Dataset items:
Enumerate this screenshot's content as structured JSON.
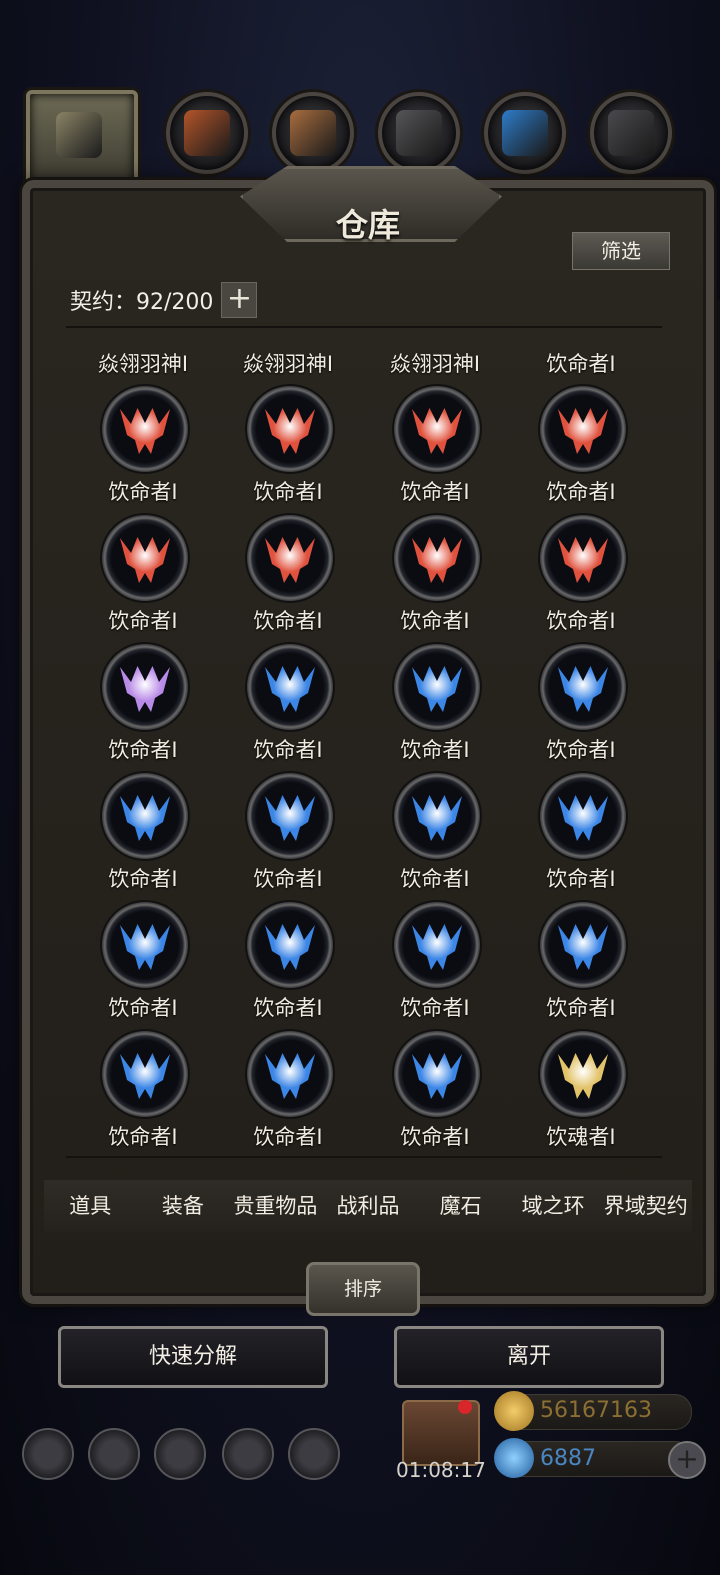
{
  "header": {
    "tabs": [
      {
        "icon": "emblem-tab-icon",
        "active": true,
        "color": "#8a8466"
      },
      {
        "icon": "material-tab-icon",
        "color": "#b4552a"
      },
      {
        "icon": "wood-tab-icon",
        "color": "#a86d3f"
      },
      {
        "icon": "metal-tab-icon",
        "color": "#555558"
      },
      {
        "icon": "crystal-tab-icon",
        "color": "#2e7cc9"
      },
      {
        "icon": "stone-tab-icon",
        "color": "#4a4a4e"
      }
    ]
  },
  "panel": {
    "title": "仓库",
    "filter_label": "筛选",
    "contract_label": "契约：92/200",
    "plus_label": "+"
  },
  "items": {
    "partial_row": [
      "焱翎羽神Ⅰ",
      "焱翎羽神Ⅰ",
      "焱翎羽神Ⅰ",
      "饮命者Ⅰ"
    ],
    "rows": [
      [
        {
          "label": "饮命者Ⅰ",
          "color": "#e0523e"
        },
        {
          "label": "饮命者Ⅰ",
          "color": "#e0523e"
        },
        {
          "label": "饮命者Ⅰ",
          "color": "#e0523e"
        },
        {
          "label": "饮命者Ⅰ",
          "color": "#e0523e"
        }
      ],
      [
        {
          "label": "饮命者Ⅰ",
          "color": "#e0523e"
        },
        {
          "label": "饮命者Ⅰ",
          "color": "#e0523e"
        },
        {
          "label": "饮命者Ⅰ",
          "color": "#e0523e"
        },
        {
          "label": "饮命者Ⅰ",
          "color": "#e0523e"
        }
      ],
      [
        {
          "label": "饮命者Ⅰ",
          "color": "#b98be8"
        },
        {
          "label": "饮命者Ⅰ",
          "color": "#3c86e6"
        },
        {
          "label": "饮命者Ⅰ",
          "color": "#3c86e6"
        },
        {
          "label": "饮命者Ⅰ",
          "color": "#3c86e6"
        }
      ],
      [
        {
          "label": "饮命者Ⅰ",
          "color": "#3c86e6"
        },
        {
          "label": "饮命者Ⅰ",
          "color": "#3c86e6"
        },
        {
          "label": "饮命者Ⅰ",
          "color": "#3c86e6"
        },
        {
          "label": "饮命者Ⅰ",
          "color": "#3c86e6"
        }
      ],
      [
        {
          "label": "饮命者Ⅰ",
          "color": "#3c86e6"
        },
        {
          "label": "饮命者Ⅰ",
          "color": "#3c86e6"
        },
        {
          "label": "饮命者Ⅰ",
          "color": "#3c86e6"
        },
        {
          "label": "饮命者Ⅰ",
          "color": "#3c86e6"
        }
      ],
      [
        {
          "label": "饮命者Ⅰ",
          "color": "#3c86e6"
        },
        {
          "label": "饮命者Ⅰ",
          "color": "#3c86e6"
        },
        {
          "label": "饮命者Ⅰ",
          "color": "#3c86e6"
        },
        {
          "label": "饮魂者Ⅰ",
          "color": "#e2c36a"
        }
      ]
    ]
  },
  "categories": [
    "道具",
    "装备",
    "贵重物品",
    "战利品",
    "魔石",
    "域之环",
    "界域契约"
  ],
  "actions": {
    "sort_label": "排序",
    "quick_decompose_label": "快速分解",
    "leave_label": "离开"
  },
  "footer": {
    "timer": "01:08:17",
    "gold": "56167163",
    "gems": "6887",
    "gold_color": "#e0b24a",
    "gem_color": "#5aa6e8",
    "add_label": "+",
    "bottom_icons": [
      "settings-icon",
      "badge-icon",
      "guild-icon",
      "mail-icon",
      "shop-icon"
    ]
  }
}
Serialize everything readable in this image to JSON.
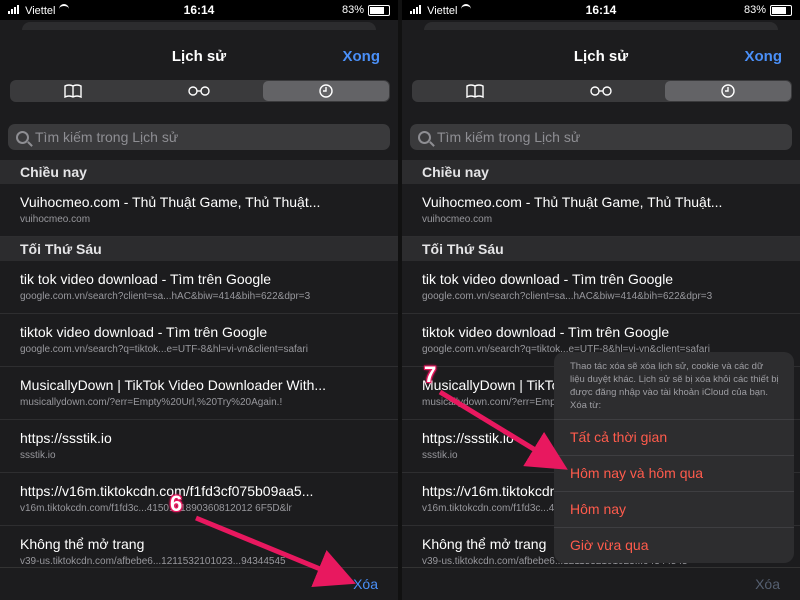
{
  "status": {
    "carrier": "Viettel",
    "time": "16:14",
    "battery": "83%"
  },
  "nav": {
    "title": "Lịch sử",
    "done": "Xong"
  },
  "tabs": [
    "bookmarks-icon",
    "reading-list-icon",
    "history-icon"
  ],
  "search": {
    "placeholder": "Tìm kiếm trong Lịch sử"
  },
  "sections": [
    {
      "title": "Chiều nay",
      "items": [
        {
          "title": "Vuihocmeo.com - Thủ Thuật Game, Thủ Thuật...",
          "url": "vuihocmeo.com"
        }
      ]
    },
    {
      "title": "Tối Thứ Sáu",
      "items": [
        {
          "title": "tik tok video download - Tìm trên Google",
          "url": "google.com.vn/search?client=sa...hAC&biw=414&bih=622&dpr=3"
        },
        {
          "title": "tiktok video download - Tìm trên Google",
          "url": "google.com.vn/search?q=tiktok...e=UTF-8&hl=vi-vn&client=safari"
        },
        {
          "title": "MusicallyDown | TikTok Video Downloader With...",
          "url": "musicallydown.com/?err=Empty%20Url,%20Try%20Again.!"
        },
        {
          "title": "https://ssstik.io",
          "url": "ssstik.io"
        },
        {
          "title": "https://v16m.tiktokcdn.com/f1fd3cf075b09aa5...",
          "url": "v16m.tiktokcdn.com/f1fd3c...4150101890360812012 6F5D&lr"
        },
        {
          "title": "Không thể mở trang",
          "url": "v39-us.tiktokcdn.com/afbebe6...1211532101023...94344545"
        }
      ]
    }
  ],
  "toolbar": {
    "clear": "Xóa"
  },
  "popover": {
    "message": "Thao tác xóa sẽ xóa lịch sử, cookie và các dữ liệu duyệt khác. Lịch sử sẽ bị xóa khỏi các thiết bị được đăng nhập vào tài khoản iCloud của bạn. Xóa từ:",
    "options": [
      "Tất cả thời gian",
      "Hôm nay và hôm qua",
      "Hôm nay",
      "Giờ vừa qua"
    ]
  },
  "steps": {
    "left": "6",
    "right": "7"
  },
  "colors": {
    "accent": "#4a8ff7",
    "destructive": "#ff5b4c",
    "annotation": "#e8185f"
  }
}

# EXERCISE BRIEF:
Go through the material above and print all of it exactly, except the pictures.

# CORRECT RESPONSE:
Enumerate this screenshot's content as structured JSON.
{
  "header": {
    "tabs": [
      {
        "icon": "emblem-tab-icon",
        "active": true,
        "color": "#8a8466"
      },
      {
        "icon": "material-tab-icon",
        "color": "#b4552a"
      },
      {
        "icon": "wood-tab-icon",
        "color": "#a86d3f"
      },
      {
        "icon": "metal-tab-icon",
        "color": "#555558"
      },
      {
        "icon": "crystal-tab-icon",
        "color": "#2e7cc9"
      },
      {
        "icon": "stone-tab-icon",
        "color": "#4a4a4e"
      }
    ]
  },
  "panel": {
    "title": "仓库",
    "filter_label": "筛选",
    "contract_label": "契约：92/200",
    "plus_label": "+"
  },
  "items": {
    "partial_row": [
      "焱翎羽神Ⅰ",
      "焱翎羽神Ⅰ",
      "焱翎羽神Ⅰ",
      "饮命者Ⅰ"
    ],
    "rows": [
      [
        {
          "label": "饮命者Ⅰ",
          "color": "#e0523e"
        },
        {
          "label": "饮命者Ⅰ",
          "color": "#e0523e"
        },
        {
          "label": "饮命者Ⅰ",
          "color": "#e0523e"
        },
        {
          "label": "饮命者Ⅰ",
          "color": "#e0523e"
        }
      ],
      [
        {
          "label": "饮命者Ⅰ",
          "color": "#e0523e"
        },
        {
          "label": "饮命者Ⅰ",
          "color": "#e0523e"
        },
        {
          "label": "饮命者Ⅰ",
          "color": "#e0523e"
        },
        {
          "label": "饮命者Ⅰ",
          "color": "#e0523e"
        }
      ],
      [
        {
          "label": "饮命者Ⅰ",
          "color": "#b98be8"
        },
        {
          "label": "饮命者Ⅰ",
          "color": "#3c86e6"
        },
        {
          "label": "饮命者Ⅰ",
          "color": "#3c86e6"
        },
        {
          "label": "饮命者Ⅰ",
          "color": "#3c86e6"
        }
      ],
      [
        {
          "label": "饮命者Ⅰ",
          "color": "#3c86e6"
        },
        {
          "label": "饮命者Ⅰ",
          "color": "#3c86e6"
        },
        {
          "label": "饮命者Ⅰ",
          "color": "#3c86e6"
        },
        {
          "label": "饮命者Ⅰ",
          "color": "#3c86e6"
        }
      ],
      [
        {
          "label": "饮命者Ⅰ",
          "color": "#3c86e6"
        },
        {
          "label": "饮命者Ⅰ",
          "color": "#3c86e6"
        },
        {
          "label": "饮命者Ⅰ",
          "color": "#3c86e6"
        },
        {
          "label": "饮命者Ⅰ",
          "color": "#3c86e6"
        }
      ],
      [
        {
          "label": "饮命者Ⅰ",
          "color": "#3c86e6"
        },
        {
          "label": "饮命者Ⅰ",
          "color": "#3c86e6"
        },
        {
          "label": "饮命者Ⅰ",
          "color": "#3c86e6"
        },
        {
          "label": "饮魂者Ⅰ",
          "color": "#e2c36a"
        }
      ]
    ]
  },
  "categories": [
    "道具",
    "装备",
    "贵重物品",
    "战利品",
    "魔石",
    "域之环",
    "界域契约"
  ],
  "actions": {
    "sort_label": "排序",
    "quick_decompose_label": "快速分解",
    "leave_label": "离开"
  },
  "footer": {
    "timer": "01:08:17",
    "gold": "56167163",
    "gems": "6887",
    "gold_color": "#e0b24a",
    "gem_color": "#5aa6e8",
    "add_label": "+",
    "bottom_icons": [
      "settings-icon",
      "badge-icon",
      "guild-icon",
      "mail-icon",
      "shop-icon"
    ]
  }
}
Serialize everything readable in this image to JSON.
{
  "status": {
    "carrier": "Viettel",
    "time": "16:14",
    "battery": "83%"
  },
  "nav": {
    "title": "Lịch sử",
    "done": "Xong"
  },
  "tabs": [
    "bookmarks-icon",
    "reading-list-icon",
    "history-icon"
  ],
  "search": {
    "placeholder": "Tìm kiếm trong Lịch sử"
  },
  "sections": [
    {
      "title": "Chiều nay",
      "items": [
        {
          "title": "Vuihocmeo.com - Thủ Thuật Game, Thủ Thuật...",
          "url": "vuihocmeo.com"
        }
      ]
    },
    {
      "title": "Tối Thứ Sáu",
      "items": [
        {
          "title": "tik tok video download - Tìm trên Google",
          "url": "google.com.vn/search?client=sa...hAC&biw=414&bih=622&dpr=3"
        },
        {
          "title": "tiktok video download - Tìm trên Google",
          "url": "google.com.vn/search?q=tiktok...e=UTF-8&hl=vi-vn&client=safari"
        },
        {
          "title": "MusicallyDown | TikTok Video Downloader With...",
          "url": "musicallydown.com/?err=Empty%20Url,%20Try%20Again.!"
        },
        {
          "title": "https://ssstik.io",
          "url": "ssstik.io"
        },
        {
          "title": "https://v16m.tiktokcdn.com/f1fd3cf075b09aa5...",
          "url": "v16m.tiktokcdn.com/f1fd3c...4150101890360812012 6F5D&lr"
        },
        {
          "title": "Không thể mở trang",
          "url": "v39-us.tiktokcdn.com/afbebe6...1211532101023...94344545"
        }
      ]
    }
  ],
  "toolbar": {
    "clear": "Xóa"
  },
  "popover": {
    "message": "Thao tác xóa sẽ xóa lịch sử, cookie và các dữ liệu duyệt khác. Lịch sử sẽ bị xóa khỏi các thiết bị được đăng nhập vào tài khoản iCloud của bạn. Xóa từ:",
    "options": [
      "Tất cả thời gian",
      "Hôm nay và hôm qua",
      "Hôm nay",
      "Giờ vừa qua"
    ]
  },
  "steps": {
    "left": "6",
    "right": "7"
  },
  "colors": {
    "accent": "#4a8ff7",
    "destructive": "#ff5b4c",
    "annotation": "#e8185f"
  }
}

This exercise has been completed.